» **Task statement**
Output every line below exactly.

» **Task data**
::::::

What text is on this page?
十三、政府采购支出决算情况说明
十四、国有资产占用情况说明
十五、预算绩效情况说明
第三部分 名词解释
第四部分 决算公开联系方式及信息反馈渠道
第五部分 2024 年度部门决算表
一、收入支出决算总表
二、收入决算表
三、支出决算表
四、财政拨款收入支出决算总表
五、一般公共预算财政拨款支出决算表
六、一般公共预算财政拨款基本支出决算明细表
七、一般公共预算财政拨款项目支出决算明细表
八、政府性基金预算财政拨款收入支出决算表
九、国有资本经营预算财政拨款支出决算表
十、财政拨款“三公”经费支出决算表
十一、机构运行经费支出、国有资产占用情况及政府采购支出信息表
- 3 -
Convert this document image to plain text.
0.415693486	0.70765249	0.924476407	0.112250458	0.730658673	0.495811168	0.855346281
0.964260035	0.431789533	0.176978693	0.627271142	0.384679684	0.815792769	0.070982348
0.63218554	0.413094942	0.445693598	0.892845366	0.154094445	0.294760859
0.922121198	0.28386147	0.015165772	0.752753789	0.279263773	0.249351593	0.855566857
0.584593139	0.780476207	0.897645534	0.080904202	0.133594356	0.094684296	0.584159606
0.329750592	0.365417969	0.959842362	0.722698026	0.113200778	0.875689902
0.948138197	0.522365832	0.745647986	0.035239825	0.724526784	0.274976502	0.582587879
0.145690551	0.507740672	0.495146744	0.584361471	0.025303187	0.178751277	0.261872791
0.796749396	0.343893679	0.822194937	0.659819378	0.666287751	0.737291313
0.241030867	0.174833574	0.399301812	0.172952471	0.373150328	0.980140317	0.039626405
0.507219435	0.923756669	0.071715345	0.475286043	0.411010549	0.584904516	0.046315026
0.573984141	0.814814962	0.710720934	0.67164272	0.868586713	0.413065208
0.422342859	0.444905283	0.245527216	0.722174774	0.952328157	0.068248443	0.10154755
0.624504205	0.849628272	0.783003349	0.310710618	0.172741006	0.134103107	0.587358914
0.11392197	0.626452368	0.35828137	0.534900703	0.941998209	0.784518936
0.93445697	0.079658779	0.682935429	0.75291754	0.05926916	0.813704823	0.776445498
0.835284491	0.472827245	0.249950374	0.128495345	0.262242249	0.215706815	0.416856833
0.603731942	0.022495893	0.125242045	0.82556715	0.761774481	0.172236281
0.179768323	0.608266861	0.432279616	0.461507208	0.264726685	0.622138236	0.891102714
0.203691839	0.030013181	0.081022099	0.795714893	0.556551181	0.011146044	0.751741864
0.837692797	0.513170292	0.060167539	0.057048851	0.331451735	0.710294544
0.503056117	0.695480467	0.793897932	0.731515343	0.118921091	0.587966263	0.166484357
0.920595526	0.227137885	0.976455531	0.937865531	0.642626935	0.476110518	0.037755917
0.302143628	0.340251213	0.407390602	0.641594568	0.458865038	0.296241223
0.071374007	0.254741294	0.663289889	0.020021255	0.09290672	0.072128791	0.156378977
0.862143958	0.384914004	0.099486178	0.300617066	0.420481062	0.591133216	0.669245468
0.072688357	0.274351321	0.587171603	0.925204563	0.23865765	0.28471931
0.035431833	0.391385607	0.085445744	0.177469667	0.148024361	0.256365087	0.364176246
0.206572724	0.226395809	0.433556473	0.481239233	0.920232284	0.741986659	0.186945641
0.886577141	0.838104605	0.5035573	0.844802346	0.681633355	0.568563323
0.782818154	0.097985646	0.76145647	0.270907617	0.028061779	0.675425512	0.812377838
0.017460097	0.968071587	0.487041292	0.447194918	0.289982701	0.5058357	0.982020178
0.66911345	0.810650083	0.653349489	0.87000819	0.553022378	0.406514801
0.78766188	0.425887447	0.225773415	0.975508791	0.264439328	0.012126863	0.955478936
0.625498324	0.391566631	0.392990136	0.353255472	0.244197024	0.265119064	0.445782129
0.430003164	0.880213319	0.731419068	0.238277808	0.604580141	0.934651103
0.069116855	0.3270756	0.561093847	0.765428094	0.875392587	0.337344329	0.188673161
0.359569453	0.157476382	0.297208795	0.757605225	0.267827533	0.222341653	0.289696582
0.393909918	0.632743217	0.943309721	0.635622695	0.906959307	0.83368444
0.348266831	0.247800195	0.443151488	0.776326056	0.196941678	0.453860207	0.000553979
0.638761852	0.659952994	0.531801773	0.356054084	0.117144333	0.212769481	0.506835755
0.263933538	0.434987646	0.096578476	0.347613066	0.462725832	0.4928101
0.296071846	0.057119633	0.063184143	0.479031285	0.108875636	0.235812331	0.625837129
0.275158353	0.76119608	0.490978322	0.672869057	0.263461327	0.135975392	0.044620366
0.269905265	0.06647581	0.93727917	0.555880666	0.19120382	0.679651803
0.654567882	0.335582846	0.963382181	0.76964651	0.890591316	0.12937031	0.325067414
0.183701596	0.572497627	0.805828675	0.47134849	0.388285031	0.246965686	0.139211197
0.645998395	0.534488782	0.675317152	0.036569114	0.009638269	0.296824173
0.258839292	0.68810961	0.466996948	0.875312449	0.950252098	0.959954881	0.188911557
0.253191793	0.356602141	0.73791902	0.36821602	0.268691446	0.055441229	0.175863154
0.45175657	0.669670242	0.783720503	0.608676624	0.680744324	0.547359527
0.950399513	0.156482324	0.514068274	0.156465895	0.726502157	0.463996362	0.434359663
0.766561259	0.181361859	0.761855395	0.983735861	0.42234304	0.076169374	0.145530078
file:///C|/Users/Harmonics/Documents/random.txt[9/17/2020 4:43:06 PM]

::::::

» **Worked solution**
What text is on this page?
十三、政府采购支出决算情况说明
十四、国有资产占用情况说明
十五、预算绩效情况说明
第三部分 名词解释
第四部分 决算公开联系方式及信息反馈渠道
第五部分 2024 年度部门决算表
一、收入支出决算总表
二、收入决算表
三、支出决算表
四、财政拨款收入支出决算总表
五、一般公共预算财政拨款支出决算表
六、一般公共预算财政拨款基本支出决算明细表
七、一般公共预算财政拨款项目支出决算明细表
八、政府性基金预算财政拨款收入支出决算表
九、国有资本经营预算财政拨款支出决算表
十、财政拨款“三公”经费支出决算表
十一、机构运行经费支出、国有资产占用情况及政府采购支出信息表
- 3 -
Convert this document image to plain text.
0.415693486	0.70765249	0.924476407	0.112250458	0.730658673	0.495811168	0.855346281
0.964260035	0.431789533	0.176978693	0.627271142	0.384679684	0.815792769	0.070982348
0.63218554	0.413094942	0.445693598	0.892845366	0.154094445	0.294760859
0.922121198	0.28386147	0.015165772	0.752753789	0.279263773	0.249351593	0.855566857
0.584593139	0.780476207	0.897645534	0.080904202	0.133594356	0.094684296	0.584159606
0.329750592	0.365417969	0.959842362	0.722698026	0.113200778	0.875689902
0.948138197	0.522365832	0.745647986	0.035239825	0.724526784	0.274976502	0.582587879
0.145690551	0.507740672	0.495146744	0.584361471	0.025303187	0.178751277	0.261872791
0.796749396	0.343893679	0.822194937	0.659819378	0.666287751	0.737291313
0.241030867	0.174833574	0.399301812	0.172952471	0.373150328	0.980140317	0.039626405
0.507219435	0.923756669	0.071715345	0.475286043	0.411010549	0.584904516	0.046315026
0.573984141	0.814814962	0.710720934	0.67164272	0.868586713	0.413065208
0.422342859	0.444905283	0.245527216	0.722174774	0.952328157	0.068248443	0.10154755
0.624504205	0.849628272	0.783003349	0.310710618	0.172741006	0.134103107	0.587358914
0.11392197	0.626452368	0.35828137	0.534900703	0.941998209	0.784518936
0.93445697	0.079658779	0.682935429	0.75291754	0.05926916	0.813704823	0.776445498
0.835284491	0.472827245	0.249950374	0.128495345	0.262242249	0.215706815	0.416856833
0.603731942	0.022495893	0.125242045	0.82556715	0.761774481	0.172236281
0.179768323	0.608266861	0.432279616	0.461507208	0.264726685	0.622138236	0.891102714
0.203691839	0.030013181	0.081022099	0.795714893	0.556551181	0.011146044	0.751741864
0.837692797	0.513170292	0.060167539	0.057048851	0.331451735	0.710294544
0.503056117	0.695480467	0.793897932	0.731515343	0.118921091	0.587966263	0.166484357
0.920595526	0.227137885	0.976455531	0.937865531	0.642626935	0.476110518	0.037755917
0.302143628	0.340251213	0.407390602	0.641594568	0.458865038	0.296241223
0.071374007	0.254741294	0.663289889	0.020021255	0.09290672	0.072128791	0.156378977
0.862143958	0.384914004	0.099486178	0.300617066	0.420481062	0.591133216	0.669245468
0.072688357	0.274351321	0.587171603	0.925204563	0.23865765	0.28471931
0.035431833	0.391385607	0.085445744	0.177469667	0.148024361	0.256365087	0.364176246
0.206572724	0.226395809	0.433556473	0.481239233	0.920232284	0.741986659	0.186945641
0.886577141	0.838104605	0.5035573	0.844802346	0.681633355	0.568563323
0.782818154	0.097985646	0.76145647	0.270907617	0.028061779	0.675425512	0.812377838
0.017460097	0.968071587	0.487041292	0.447194918	0.289982701	0.5058357	0.982020178
0.66911345	0.810650083	0.653349489	0.87000819	0.553022378	0.406514801
0.78766188	0.425887447	0.225773415	0.975508791	0.264439328	0.012126863	0.955478936
0.625498324	0.391566631	0.392990136	0.353255472	0.244197024	0.265119064	0.445782129
0.430003164	0.880213319	0.731419068	0.238277808	0.604580141	0.934651103
0.069116855	0.3270756	0.561093847	0.765428094	0.875392587	0.337344329	0.188673161
0.359569453	0.157476382	0.297208795	0.757605225	0.267827533	0.222341653	0.289696582
0.393909918	0.632743217	0.943309721	0.635622695	0.906959307	0.83368444
0.348266831	0.247800195	0.443151488	0.776326056	0.196941678	0.453860207	0.000553979
0.638761852	0.659952994	0.531801773	0.356054084	0.117144333	0.212769481	0.506835755
0.263933538	0.434987646	0.096578476	0.347613066	0.462725832	0.4928101
0.296071846	0.057119633	0.063184143	0.479031285	0.108875636	0.235812331	0.625837129
0.275158353	0.76119608	0.490978322	0.672869057	0.263461327	0.135975392	0.044620366
0.269905265	0.06647581	0.93727917	0.555880666	0.19120382	0.679651803
0.654567882	0.335582846	0.963382181	0.76964651	0.890591316	0.12937031	0.325067414
0.183701596	0.572497627	0.805828675	0.47134849	0.388285031	0.246965686	0.139211197
0.645998395	0.534488782	0.675317152	0.036569114	0.009638269	0.296824173
0.258839292	0.68810961	0.466996948	0.875312449	0.950252098	0.959954881	0.188911557
0.253191793	0.356602141	0.73791902	0.36821602	0.268691446	0.055441229	0.175863154
0.45175657	0.669670242	0.783720503	0.608676624	0.680744324	0.547359527
0.950399513	0.156482324	0.514068274	0.156465895	0.726502157	0.463996362	0.434359663
0.766561259	0.181361859	0.761855395	0.983735861	0.42234304	0.076169374	0.145530078
file:///C|/Users/Harmonics/Documents/random.txt[9/17/2020 4:43:06 PM]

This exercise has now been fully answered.